● TASK TO CARRY OUT:
Please report every line from the material that contains the word "Size".

● MATERIAL SUPPLIED:
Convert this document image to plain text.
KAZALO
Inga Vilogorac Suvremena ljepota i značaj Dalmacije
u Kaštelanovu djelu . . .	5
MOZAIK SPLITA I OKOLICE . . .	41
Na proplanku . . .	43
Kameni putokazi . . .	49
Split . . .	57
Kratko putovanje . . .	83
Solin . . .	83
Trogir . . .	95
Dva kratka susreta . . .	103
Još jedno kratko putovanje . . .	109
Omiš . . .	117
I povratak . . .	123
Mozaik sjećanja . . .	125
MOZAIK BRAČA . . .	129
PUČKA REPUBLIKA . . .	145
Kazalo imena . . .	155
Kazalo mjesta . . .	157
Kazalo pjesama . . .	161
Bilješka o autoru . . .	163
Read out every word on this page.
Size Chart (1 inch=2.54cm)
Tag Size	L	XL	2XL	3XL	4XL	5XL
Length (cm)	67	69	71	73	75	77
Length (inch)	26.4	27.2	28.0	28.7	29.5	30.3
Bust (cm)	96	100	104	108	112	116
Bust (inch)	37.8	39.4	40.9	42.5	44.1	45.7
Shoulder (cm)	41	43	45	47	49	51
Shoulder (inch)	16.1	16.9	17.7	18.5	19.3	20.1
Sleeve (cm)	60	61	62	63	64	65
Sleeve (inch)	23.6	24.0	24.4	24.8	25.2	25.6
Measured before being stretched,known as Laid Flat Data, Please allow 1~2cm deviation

● ANSWER TO THE PROBLEM:
Size Chart (1 inch=2.54cm)
Tag Size	L	XL	2XL	3XL	4XL	5XL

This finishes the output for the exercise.